__Task directions__
Your reply should be one number: the count of lines holding the word "радиовещания".

__Raw data__
----------

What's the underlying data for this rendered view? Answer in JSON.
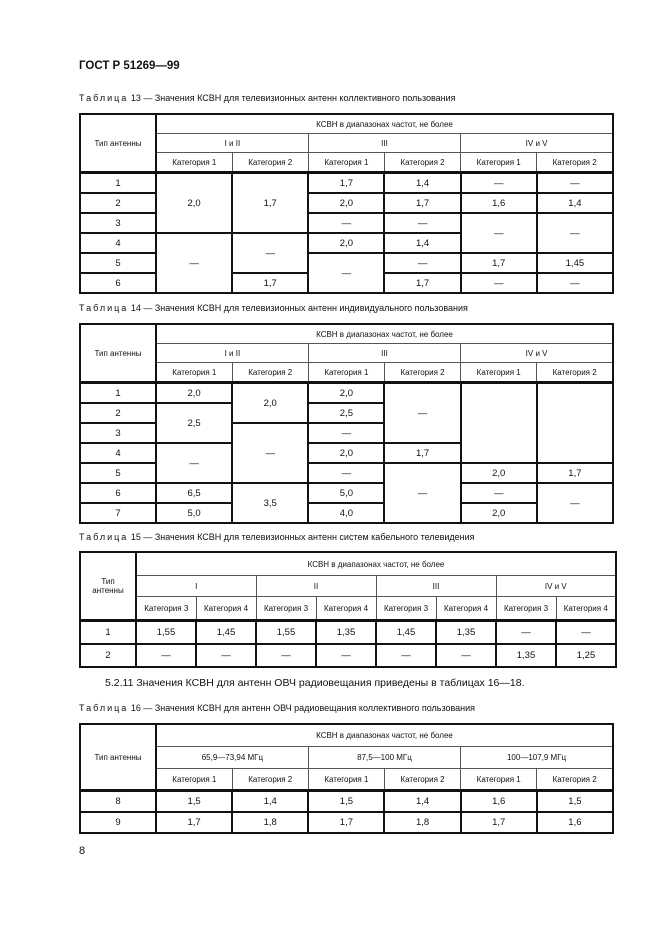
{
  "header": "ГОСТ Р 51269—99",
  "page_number": "8",
  "paragraph": "5.2.11 Значения КСВН для антенн ОВЧ радиовещания приведены в таблицах 16—18.",
  "common": {
    "table_word": "Таблица",
    "type_label": "Тип антенны",
    "ksvn": "КСВН в диапазонах частот, не более"
  },
  "t13": {
    "num": "13",
    "title": " — Значения КСВН для телевизионных антенн коллективного пользования",
    "bands": [
      "I и II",
      "III",
      "IV и V"
    ],
    "cats": [
      "Категория 1",
      "Категория 2",
      "Категория 1",
      "Категория 2",
      "Категория 1",
      "Категория 2"
    ],
    "rows": [
      [
        "1",
        "2,0",
        "1,7",
        "1,7",
        "1,4",
        "—",
        "—"
      ],
      [
        "2",
        "2,0",
        "1,7",
        "1,6",
        "1,4"
      ],
      [
        "3",
        "—",
        "—",
        "—",
        "—"
      ],
      [
        "4",
        "—",
        "—",
        "2,0",
        "1,4"
      ],
      [
        "5",
        "—",
        "—",
        "1,7",
        "1,45"
      ],
      [
        "6",
        "1,7",
        "1,7",
        "—",
        "—"
      ]
    ]
  },
  "t14": {
    "num": "14",
    "title": " — Значения КСВН для телевизионных антенн индивидуального пользования",
    "bands": [
      "I и II",
      "III",
      "IV и V"
    ],
    "cats": [
      "Категория 1",
      "Категория 2",
      "Категория 1",
      "Категория 2",
      "Категория 1",
      "Категория 2"
    ],
    "rows": [
      [
        "1",
        "2,0",
        "2,0",
        "2,0",
        "—",
        "",
        ""
      ],
      [
        "2",
        "2,5",
        "2,5"
      ],
      [
        "3",
        "—",
        "—"
      ],
      [
        "4",
        "—",
        "2,0",
        "1,7"
      ],
      [
        "5",
        "—",
        "—",
        "2,0",
        "1,7"
      ],
      [
        "6",
        "6,5",
        "3,5",
        "5,0",
        "—",
        "—"
      ],
      [
        "7",
        "5,0",
        "4,0",
        "2,0"
      ]
    ]
  },
  "t15": {
    "num": "15",
    "title": " — Значения КСВН для телевизионных антенн систем кабельного телевидения",
    "type_label": "Тип антенны",
    "bands": [
      "I",
      "II",
      "III",
      "IV и V"
    ],
    "cats": [
      "Категория 3",
      "Категория 4",
      "Категория 3",
      "Категория 4",
      "Категория 3",
      "Категория 4",
      "Категория 3",
      "Категория 4"
    ],
    "rows": [
      [
        "1",
        "1,55",
        "1,45",
        "1,55",
        "1,35",
        "1,45",
        "1,35",
        "—",
        "—"
      ],
      [
        "2",
        "—",
        "—",
        "—",
        "—",
        "—",
        "—",
        "1,35",
        "1,25"
      ]
    ]
  },
  "t16": {
    "num": "16",
    "title": " — Значения КСВН для антенн ОВЧ радиовещания коллективного пользования",
    "bands": [
      "65,9—73,94 МГц",
      "87,5—100 МГц",
      "100—107,9 МГц"
    ],
    "cats": [
      "Категория 1",
      "Категория 2",
      "Категория 1",
      "Категория 2",
      "Категория 1",
      "Категория 2"
    ],
    "rows": [
      [
        "8",
        "1,5",
        "1,4",
        "1,5",
        "1,4",
        "1,6",
        "1,5"
      ],
      [
        "9",
        "1,7",
        "1,8",
        "1,7",
        "1,8",
        "1,7",
        "1,6"
      ]
    ]
  }
}
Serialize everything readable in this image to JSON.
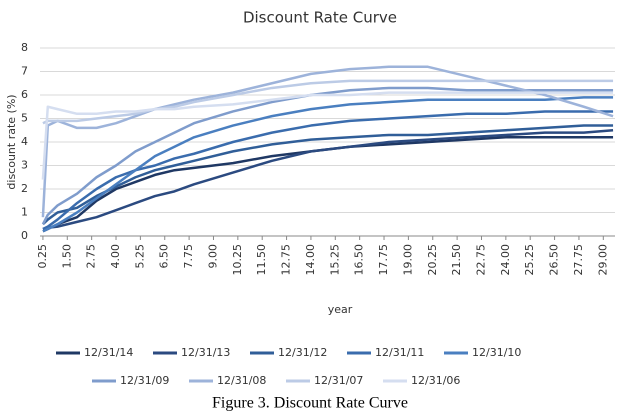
{
  "chart_data": {
    "type": "line",
    "title": "Discount Rate Curve",
    "x_label": "year",
    "y_label": "discount rate (%)",
    "caption": "Figure 3. Discount Rate Curve",
    "x": [
      0.25,
      0.5,
      1,
      2,
      3,
      4,
      5,
      6,
      7,
      8,
      10,
      12,
      14,
      16,
      18,
      20,
      22,
      24,
      26,
      28,
      29.5
    ],
    "series": [
      {
        "name": "12/31/14",
        "color": "#1f3864",
        "values": [
          0.2,
          0.3,
          0.5,
          0.8,
          1.5,
          2.0,
          2.3,
          2.6,
          2.8,
          2.9,
          3.1,
          3.4,
          3.6,
          3.8,
          3.9,
          4.0,
          4.1,
          4.2,
          4.2,
          4.2,
          4.2
        ]
      },
      {
        "name": "12/31/13",
        "color": "#2b4a80",
        "values": [
          0.3,
          0.35,
          0.4,
          0.6,
          0.8,
          1.1,
          1.4,
          1.7,
          1.9,
          2.2,
          2.7,
          3.2,
          3.6,
          3.8,
          4.0,
          4.1,
          4.2,
          4.3,
          4.4,
          4.4,
          4.5
        ]
      },
      {
        "name": "12/31/12",
        "color": "#305e98",
        "values": [
          0.5,
          0.7,
          1.0,
          1.2,
          1.7,
          2.1,
          2.5,
          2.8,
          3.0,
          3.2,
          3.6,
          3.9,
          4.1,
          4.2,
          4.3,
          4.3,
          4.4,
          4.5,
          4.6,
          4.7,
          4.7
        ]
      },
      {
        "name": "12/31/11",
        "color": "#3a6cad",
        "values": [
          0.3,
          0.4,
          0.7,
          1.4,
          2.0,
          2.5,
          2.8,
          3.0,
          3.3,
          3.5,
          4.0,
          4.4,
          4.7,
          4.9,
          5.0,
          5.1,
          5.2,
          5.2,
          5.3,
          5.3,
          5.3
        ]
      },
      {
        "name": "12/31/10",
        "color": "#4a7fc0",
        "values": [
          0.2,
          0.3,
          0.5,
          1.0,
          1.6,
          2.2,
          2.8,
          3.4,
          3.8,
          4.2,
          4.7,
          5.1,
          5.4,
          5.6,
          5.7,
          5.8,
          5.8,
          5.8,
          5.8,
          5.9,
          5.9
        ]
      },
      {
        "name": "12/31/09",
        "color": "#7f9ccc",
        "values": [
          0.5,
          0.9,
          1.3,
          1.8,
          2.5,
          3.0,
          3.6,
          4.0,
          4.4,
          4.8,
          5.3,
          5.7,
          6.0,
          6.2,
          6.3,
          6.3,
          6.2,
          6.2,
          6.2,
          6.2,
          6.2
        ]
      },
      {
        "name": "12/31/08",
        "color": "#9db3da",
        "values": [
          0.8,
          4.7,
          4.9,
          4.6,
          4.6,
          4.8,
          5.1,
          5.4,
          5.6,
          5.8,
          6.1,
          6.5,
          6.9,
          7.1,
          7.2,
          7.2,
          6.8,
          6.4,
          6.0,
          5.5,
          5.1
        ]
      },
      {
        "name": "12/31/07",
        "color": "#bccbe6",
        "values": [
          4.8,
          4.9,
          4.9,
          4.9,
          5.0,
          5.1,
          5.2,
          5.4,
          5.5,
          5.7,
          6.0,
          6.3,
          6.5,
          6.6,
          6.6,
          6.6,
          6.6,
          6.6,
          6.6,
          6.6,
          6.6
        ]
      },
      {
        "name": "12/31/06",
        "color": "#d5def0",
        "values": [
          2.4,
          5.5,
          5.4,
          5.2,
          5.2,
          5.3,
          5.3,
          5.4,
          5.4,
          5.5,
          5.6,
          5.8,
          6.0,
          6.0,
          6.1,
          6.1,
          6.1,
          6.1,
          6.1,
          6.1,
          6.1
        ]
      }
    ],
    "xlim": [
      0.1,
      29.6
    ],
    "xticks": [
      0.25,
      {
        "value": 1.5,
        "label": "1.50"
      },
      2.75,
      {
        "value": 4,
        "label": "4.00"
      },
      5.25,
      {
        "value": 6.5,
        "label": "6.50"
      },
      7.75,
      {
        "value": 9,
        "label": "9.00"
      },
      10.25,
      {
        "value": 11.5,
        "label": "11.50"
      },
      12.75,
      {
        "value": 14,
        "label": "14.00"
      },
      15.25,
      {
        "value": 16.5,
        "label": "16.50"
      },
      17.75,
      {
        "value": 19,
        "label": "19.00"
      },
      20.25,
      {
        "value": 21.5,
        "label": "21.50"
      },
      22.75,
      {
        "value": 24,
        "label": "24.00"
      },
      25.25,
      {
        "value": 26.5,
        "label": "26.50"
      },
      27.75,
      {
        "value": 29,
        "label": "29.00"
      }
    ],
    "ylim": [
      0,
      8
    ],
    "yticks": [
      0,
      1,
      2,
      3,
      4,
      5,
      6,
      7,
      8
    ],
    "grid": true,
    "legend": "bottom"
  }
}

----------

__Result__
2